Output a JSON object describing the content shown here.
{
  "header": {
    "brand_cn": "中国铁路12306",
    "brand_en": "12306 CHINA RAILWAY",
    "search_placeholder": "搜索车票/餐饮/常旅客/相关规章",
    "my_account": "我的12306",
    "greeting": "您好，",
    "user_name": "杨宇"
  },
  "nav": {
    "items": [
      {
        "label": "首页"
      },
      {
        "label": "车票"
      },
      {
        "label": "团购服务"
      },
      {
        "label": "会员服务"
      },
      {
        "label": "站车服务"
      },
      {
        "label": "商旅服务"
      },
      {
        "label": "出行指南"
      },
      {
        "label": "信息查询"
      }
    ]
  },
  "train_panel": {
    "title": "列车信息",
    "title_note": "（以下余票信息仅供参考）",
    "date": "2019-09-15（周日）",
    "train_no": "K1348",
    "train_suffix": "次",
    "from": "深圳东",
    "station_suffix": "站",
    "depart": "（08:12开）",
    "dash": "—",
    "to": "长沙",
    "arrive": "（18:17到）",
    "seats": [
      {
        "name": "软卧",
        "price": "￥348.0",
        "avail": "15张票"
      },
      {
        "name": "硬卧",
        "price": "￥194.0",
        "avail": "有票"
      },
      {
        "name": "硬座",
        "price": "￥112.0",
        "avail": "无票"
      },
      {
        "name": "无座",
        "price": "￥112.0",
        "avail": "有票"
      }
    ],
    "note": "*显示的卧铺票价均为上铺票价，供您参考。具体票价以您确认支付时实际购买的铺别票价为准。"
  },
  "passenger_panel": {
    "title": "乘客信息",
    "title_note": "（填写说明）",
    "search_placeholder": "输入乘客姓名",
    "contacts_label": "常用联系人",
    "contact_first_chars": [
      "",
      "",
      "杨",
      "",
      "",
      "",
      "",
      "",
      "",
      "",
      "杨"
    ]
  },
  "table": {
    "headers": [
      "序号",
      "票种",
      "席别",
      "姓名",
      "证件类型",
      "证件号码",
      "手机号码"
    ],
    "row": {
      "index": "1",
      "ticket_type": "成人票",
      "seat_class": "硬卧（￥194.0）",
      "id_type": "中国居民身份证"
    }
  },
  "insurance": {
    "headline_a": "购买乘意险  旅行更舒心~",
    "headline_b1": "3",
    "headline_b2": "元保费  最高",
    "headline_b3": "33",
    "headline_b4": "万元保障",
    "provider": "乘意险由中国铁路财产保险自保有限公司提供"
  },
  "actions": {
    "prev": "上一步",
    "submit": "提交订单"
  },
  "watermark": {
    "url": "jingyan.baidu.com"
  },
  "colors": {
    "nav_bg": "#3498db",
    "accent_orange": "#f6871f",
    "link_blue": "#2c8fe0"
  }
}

**Problem details**
Set down the material above again, word for word.

**Response**
Output a JSON object describing the content shown here.
{
  "header": {
    "brand_cn": "中国铁路12306",
    "brand_en": "12306 CHINA RAILWAY",
    "search_placeholder": "搜索车票/餐饮/常旅客/相关规章",
    "my_account": "我的12306",
    "greeting": "您好，",
    "user_name": "杨宇"
  },
  "nav": {
    "items": [
      {
        "label": "首页"
      },
      {
        "label": "车票"
      },
      {
        "label": "团购服务"
      },
      {
        "label": "会员服务"
      },
      {
        "label": "站车服务"
      },
      {
        "label": "商旅服务"
      },
      {
        "label": "出行指南"
      },
      {
        "label": "信息查询"
      }
    ]
  },
  "train_panel": {
    "title": "列车信息",
    "title_note": "（以下余票信息仅供参考）",
    "date": "2019-09-15（周日）",
    "train_no": "K1348",
    "train_suffix": "次",
    "from": "深圳东",
    "station_suffix": "站",
    "depart": "（08:12开）",
    "dash": "—",
    "to": "长沙",
    "arrive": "（18:17到）",
    "seats": [
      {
        "name": "软卧",
        "price": "￥348.0",
        "avail": "15张票"
      },
      {
        "name": "硬卧",
        "price": "￥194.0",
        "avail": "有票"
      },
      {
        "name": "硬座",
        "price": "￥112.0",
        "avail": "无票"
      },
      {
        "name": "无座",
        "price": "￥112.0",
        "avail": "有票"
      }
    ],
    "note": "*显示的卧铺票价均为上铺票价，供您参考。具体票价以您确认支付时实际购买的铺别票价为准。"
  },
  "passenger_panel": {
    "title": "乘客信息",
    "title_note": "（填写说明）",
    "search_placeholder": "输入乘客姓名",
    "contacts_label": "常用联系人",
    "contact_first_chars": [
      "",
      "",
      "杨",
      "",
      "",
      "",
      "",
      "",
      "",
      "",
      "杨"
    ]
  },
  "table": {
    "headers": [
      "序号",
      "票种",
      "席别",
      "姓名",
      "证件类型",
      "证件号码",
      "手机号码"
    ],
    "row": {
      "index": "1",
      "ticket_type": "成人票",
      "seat_class": "硬卧（￥194.0）",
      "id_type": "中国居民身份证"
    }
  },
  "insurance": {
    "headline_a": "购买乘意险  旅行更舒心~",
    "headline_b1": "3",
    "headline_b2": "元保费  最高",
    "headline_b3": "33",
    "headline_b4": "万元保障",
    "provider": "乘意险由中国铁路财产保险自保有限公司提供"
  },
  "actions": {
    "prev": "上一步",
    "submit": "提交订单"
  },
  "watermark": {
    "url": "jingyan.baidu.com"
  },
  "colors": {
    "nav_bg": "#3498db",
    "accent_orange": "#f6871f",
    "link_blue": "#2c8fe0"
  }
}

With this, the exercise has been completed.